SHORT TASK →
Restate every entry word for word.

RECORDS FOR THE TASK →
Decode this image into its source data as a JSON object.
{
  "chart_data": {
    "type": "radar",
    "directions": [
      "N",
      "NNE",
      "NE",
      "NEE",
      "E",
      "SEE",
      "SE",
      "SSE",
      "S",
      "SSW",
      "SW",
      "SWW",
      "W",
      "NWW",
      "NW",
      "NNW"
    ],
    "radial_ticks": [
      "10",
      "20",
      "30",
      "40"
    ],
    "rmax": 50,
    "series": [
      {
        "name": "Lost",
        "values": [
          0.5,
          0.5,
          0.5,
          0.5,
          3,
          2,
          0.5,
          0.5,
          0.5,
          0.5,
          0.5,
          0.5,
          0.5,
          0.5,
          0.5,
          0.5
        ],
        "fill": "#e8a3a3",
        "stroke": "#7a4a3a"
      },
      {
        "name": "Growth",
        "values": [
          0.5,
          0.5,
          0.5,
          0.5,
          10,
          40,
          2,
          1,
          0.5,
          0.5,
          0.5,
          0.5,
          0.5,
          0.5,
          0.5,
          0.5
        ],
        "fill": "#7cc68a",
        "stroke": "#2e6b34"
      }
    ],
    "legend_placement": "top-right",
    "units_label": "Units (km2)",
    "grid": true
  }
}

SOLUTION TO THIS TASK →
Decode this image into its source data as a JSON object.
{
  "chart_data": {
    "type": "radar",
    "directions": [
      "N",
      "NNE",
      "NE",
      "NEE",
      "E",
      "SEE",
      "SE",
      "SSE",
      "S",
      "SSW",
      "SW",
      "SWW",
      "W",
      "NWW",
      "NW",
      "NNW"
    ],
    "radial_ticks": [
      "10",
      "20",
      "30",
      "40"
    ],
    "rmax": 50,
    "series": [
      {
        "name": "Lost",
        "values": [
          0.5,
          0.5,
          0.5,
          0.5,
          3,
          2,
          0.5,
          0.5,
          0.5,
          0.5,
          0.5,
          0.5,
          0.5,
          0.5,
          0.5,
          0.5
        ],
        "fill": "#e8a3a3",
        "stroke": "#7a4a3a"
      },
      {
        "name": "Growth",
        "values": [
          0.5,
          0.5,
          0.5,
          0.5,
          10,
          40,
          2,
          1,
          0.5,
          0.5,
          0.5,
          0.5,
          0.5,
          0.5,
          0.5,
          0.5
        ],
        "fill": "#7cc68a",
        "stroke": "#2e6b34"
      }
    ],
    "legend_placement": "top-right",
    "units_label": "Units (km2)",
    "grid": true
  }
}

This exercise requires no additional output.